═══ Data to process ═══
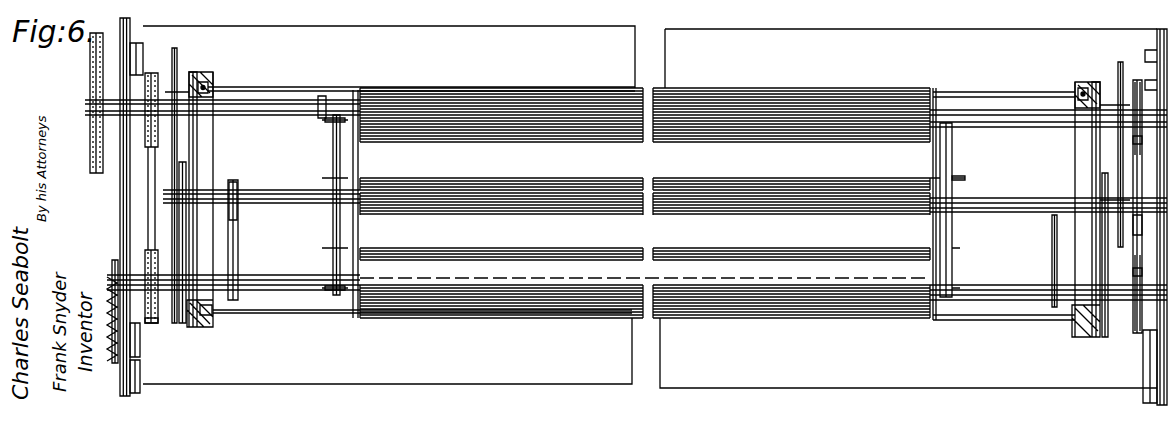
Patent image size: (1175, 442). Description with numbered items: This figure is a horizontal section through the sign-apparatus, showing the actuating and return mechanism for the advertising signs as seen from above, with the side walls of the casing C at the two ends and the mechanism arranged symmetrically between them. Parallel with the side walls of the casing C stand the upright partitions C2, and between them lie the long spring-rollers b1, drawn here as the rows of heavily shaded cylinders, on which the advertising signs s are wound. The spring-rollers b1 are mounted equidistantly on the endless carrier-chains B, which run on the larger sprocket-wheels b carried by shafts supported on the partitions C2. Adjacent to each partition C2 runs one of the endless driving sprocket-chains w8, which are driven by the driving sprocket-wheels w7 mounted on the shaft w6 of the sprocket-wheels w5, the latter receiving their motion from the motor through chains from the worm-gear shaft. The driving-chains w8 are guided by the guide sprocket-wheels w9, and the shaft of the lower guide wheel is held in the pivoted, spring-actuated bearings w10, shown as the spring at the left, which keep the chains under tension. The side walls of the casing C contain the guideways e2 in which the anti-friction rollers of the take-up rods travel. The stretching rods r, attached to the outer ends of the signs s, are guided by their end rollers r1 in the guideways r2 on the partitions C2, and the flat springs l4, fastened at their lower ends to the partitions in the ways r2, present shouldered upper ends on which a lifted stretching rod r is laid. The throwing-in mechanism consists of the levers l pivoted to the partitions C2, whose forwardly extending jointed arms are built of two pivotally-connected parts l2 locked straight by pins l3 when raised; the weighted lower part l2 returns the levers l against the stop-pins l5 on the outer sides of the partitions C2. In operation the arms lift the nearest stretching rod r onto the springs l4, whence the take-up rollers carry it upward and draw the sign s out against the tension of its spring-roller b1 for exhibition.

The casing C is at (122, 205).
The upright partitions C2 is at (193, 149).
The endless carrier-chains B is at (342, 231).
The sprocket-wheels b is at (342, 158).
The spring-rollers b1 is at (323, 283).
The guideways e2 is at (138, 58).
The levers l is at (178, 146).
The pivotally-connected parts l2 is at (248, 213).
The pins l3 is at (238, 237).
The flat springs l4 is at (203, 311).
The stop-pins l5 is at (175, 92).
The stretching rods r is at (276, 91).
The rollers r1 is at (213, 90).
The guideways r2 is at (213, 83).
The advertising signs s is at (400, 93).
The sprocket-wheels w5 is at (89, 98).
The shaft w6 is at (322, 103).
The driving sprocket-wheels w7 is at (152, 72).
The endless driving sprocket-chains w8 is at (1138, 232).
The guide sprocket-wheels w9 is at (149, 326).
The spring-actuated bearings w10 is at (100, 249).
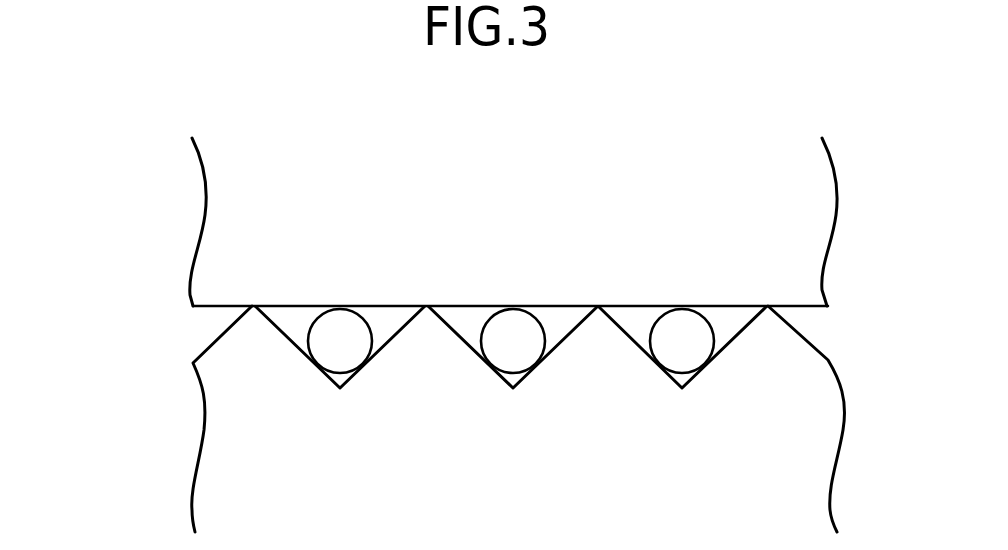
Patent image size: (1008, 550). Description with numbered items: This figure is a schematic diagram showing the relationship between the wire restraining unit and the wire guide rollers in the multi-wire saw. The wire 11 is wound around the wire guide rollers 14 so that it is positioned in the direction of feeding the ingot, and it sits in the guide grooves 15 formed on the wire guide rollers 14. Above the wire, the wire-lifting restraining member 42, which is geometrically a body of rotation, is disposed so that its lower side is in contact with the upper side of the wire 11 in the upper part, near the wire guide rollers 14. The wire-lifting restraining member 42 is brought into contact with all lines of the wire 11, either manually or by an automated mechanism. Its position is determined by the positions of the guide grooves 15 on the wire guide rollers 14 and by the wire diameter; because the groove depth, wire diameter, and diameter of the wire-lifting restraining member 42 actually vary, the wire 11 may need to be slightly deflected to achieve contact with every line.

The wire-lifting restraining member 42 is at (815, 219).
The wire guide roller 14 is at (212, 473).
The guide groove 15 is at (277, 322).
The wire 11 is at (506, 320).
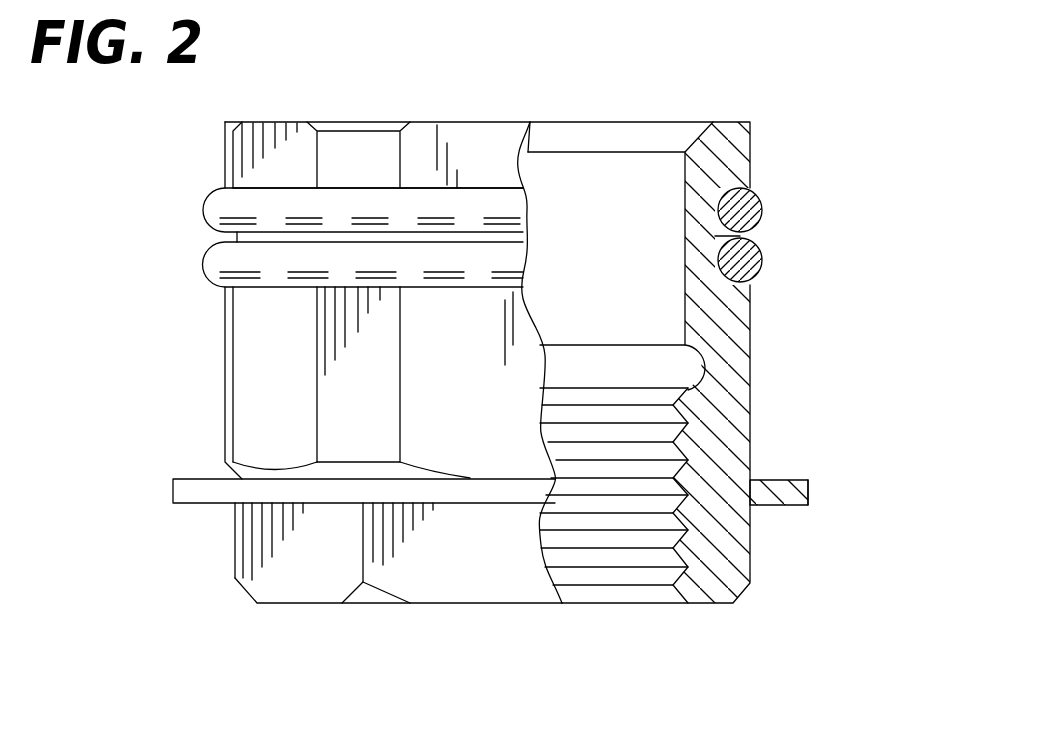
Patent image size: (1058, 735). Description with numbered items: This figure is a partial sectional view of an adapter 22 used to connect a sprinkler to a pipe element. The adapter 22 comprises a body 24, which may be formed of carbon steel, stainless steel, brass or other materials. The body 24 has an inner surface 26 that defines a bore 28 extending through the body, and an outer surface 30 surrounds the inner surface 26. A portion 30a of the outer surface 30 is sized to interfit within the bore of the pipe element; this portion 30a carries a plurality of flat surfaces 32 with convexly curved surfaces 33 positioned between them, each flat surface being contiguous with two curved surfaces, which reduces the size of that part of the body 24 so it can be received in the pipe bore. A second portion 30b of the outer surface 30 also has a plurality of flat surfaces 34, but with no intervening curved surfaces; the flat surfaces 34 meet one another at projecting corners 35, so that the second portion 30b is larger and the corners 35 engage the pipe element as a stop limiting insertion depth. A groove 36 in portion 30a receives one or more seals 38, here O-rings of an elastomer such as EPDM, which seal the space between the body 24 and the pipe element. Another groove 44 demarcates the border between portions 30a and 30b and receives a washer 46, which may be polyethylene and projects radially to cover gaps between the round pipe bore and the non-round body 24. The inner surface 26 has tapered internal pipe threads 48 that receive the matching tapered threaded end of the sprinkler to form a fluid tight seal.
═══
[Problem requirements]:
Pick out every line in the records above that contains the word "relationship", and copy each one. Case counts.

[Reply]:
Patent image size: (1008, 550). Description with numbered items: This figure is a schematic diagram showing the relationship between the wire restraining unit and the wire guide rollers in the multi-wire saw. The wire 11 is wound around the wire guide rollers 14 so that it is positioned in the direction of feeding the ingot, and it sits in the guide grooves 15 formed on the wire guide rollers 14. Above the wire, the wire-lifting restraining member 42, which is geometrically a body of rotation, is disposed so that its lower side is in contact with the upper side of the wire 11 in the upper part, near the wire guide rollers 14. The wire-lifting restraining member 42 is brought into contact with all lines of the wire 11, either manually or by an automated mechanism. Its position is determined by the positions of the guide grooves 15 on the wire guide rollers 14 and by the wire diameter; because the groove depth, wire diameter, and diameter of the wire-lifting restraining member 42 actually vary, the wire 11 may need to be slightly deflected to achieve contact with every line.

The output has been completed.